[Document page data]
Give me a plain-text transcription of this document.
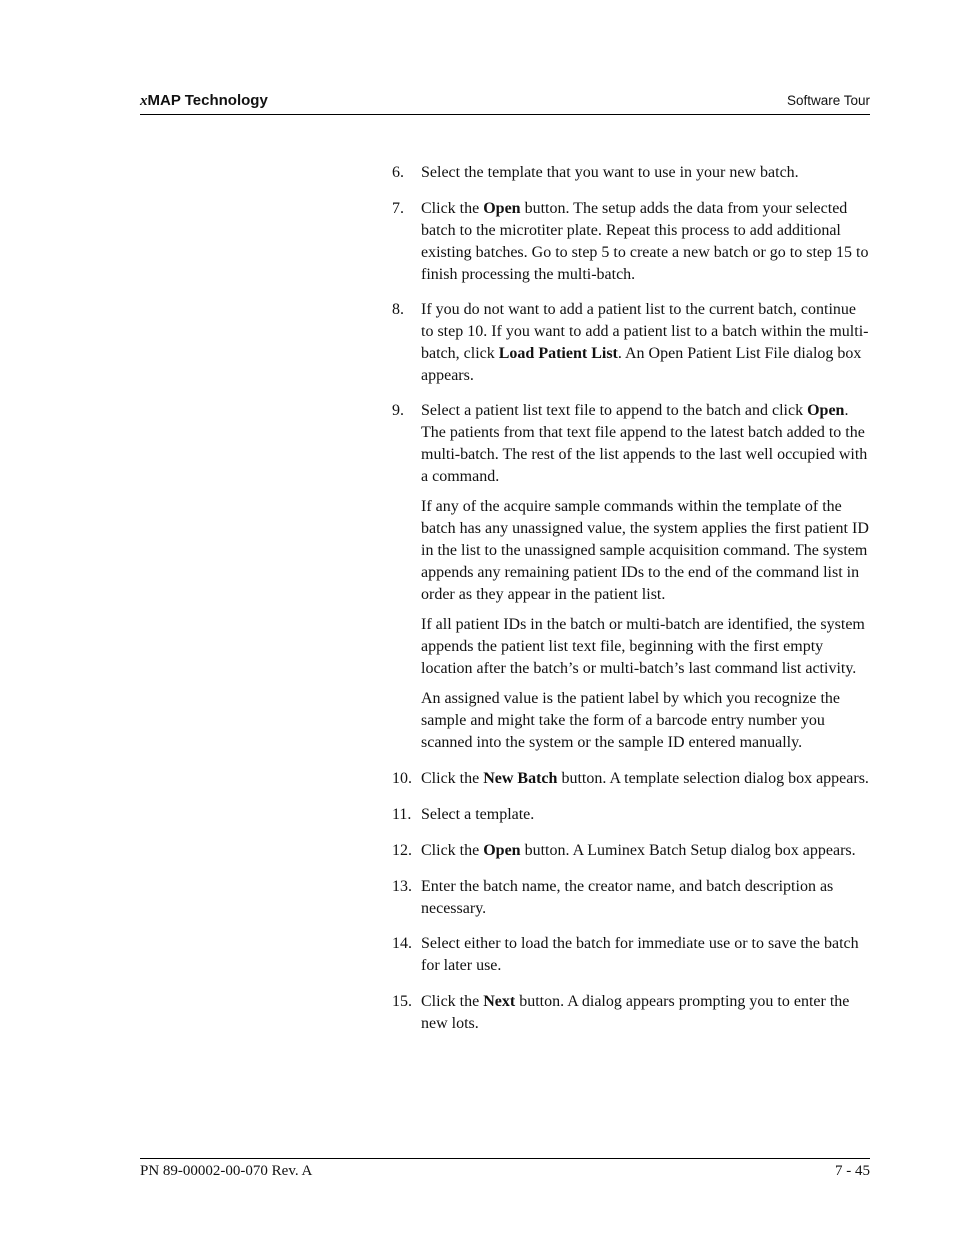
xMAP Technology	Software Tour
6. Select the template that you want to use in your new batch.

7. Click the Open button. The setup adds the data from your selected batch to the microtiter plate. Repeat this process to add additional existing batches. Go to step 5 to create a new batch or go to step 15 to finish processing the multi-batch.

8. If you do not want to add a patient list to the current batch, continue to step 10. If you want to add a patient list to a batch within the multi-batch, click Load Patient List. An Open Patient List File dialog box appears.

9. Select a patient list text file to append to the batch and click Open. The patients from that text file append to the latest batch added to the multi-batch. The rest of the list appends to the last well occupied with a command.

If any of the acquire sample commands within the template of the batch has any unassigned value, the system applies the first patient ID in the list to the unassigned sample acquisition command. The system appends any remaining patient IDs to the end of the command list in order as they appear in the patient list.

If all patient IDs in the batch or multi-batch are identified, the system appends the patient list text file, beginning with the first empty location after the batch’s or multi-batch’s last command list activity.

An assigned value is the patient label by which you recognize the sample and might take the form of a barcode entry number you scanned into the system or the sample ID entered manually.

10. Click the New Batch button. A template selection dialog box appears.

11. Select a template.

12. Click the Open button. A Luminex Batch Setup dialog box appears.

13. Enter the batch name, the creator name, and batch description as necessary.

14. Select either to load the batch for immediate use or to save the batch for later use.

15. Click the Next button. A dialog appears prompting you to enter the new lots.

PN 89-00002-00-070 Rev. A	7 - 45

§ Brief
Repeat the data verbatim, excluding all pictures.

§ Solution to the exercise
Give me a plain-text transcription of this document.
xMAP Technology	Software Tour
6. Select the template that you want to use in your new batch.

7. Click the Open button. The setup adds the data from your selected batch to the microtiter plate. Repeat this process to add additional existing batches. Go to step 5 to create a new batch or go to step 15 to finish processing the multi-batch.

8. If you do not want to add a patient list to the current batch, continue to step 10. If you want to add a patient list to a batch within the multi-batch, click Load Patient List. An Open Patient List File dialog box appears.

9. Select a patient list text file to append to the batch and click Open. The patients from that text file append to the latest batch added to the multi-batch. The rest of the list appends to the last well occupied with a command.

If any of the acquire sample commands within the template of the batch has any unassigned value, the system applies the first patient ID in the list to the unassigned sample acquisition command. The system appends any remaining patient IDs to the end of the command list in order as they appear in the patient list.

If all patient IDs in the batch or multi-batch are identified, the system appends the patient list text file, beginning with the first empty location after the batch’s or multi-batch’s last command list activity.

An assigned value is the patient label by which you recognize the sample and might take the form of a barcode entry number you scanned into the system or the sample ID entered manually.

10. Click the New Batch button. A template selection dialog box appears.

11. Select a template.

12. Click the Open button. A Luminex Batch Setup dialog box appears.

13. Enter the batch name, the creator name, and batch description as necessary.

14. Select either to load the batch for immediate use or to save the batch for later use.

15. Click the Next button. A dialog appears prompting you to enter the new lots.

PN 89-00002-00-070 Rev. A	7 - 45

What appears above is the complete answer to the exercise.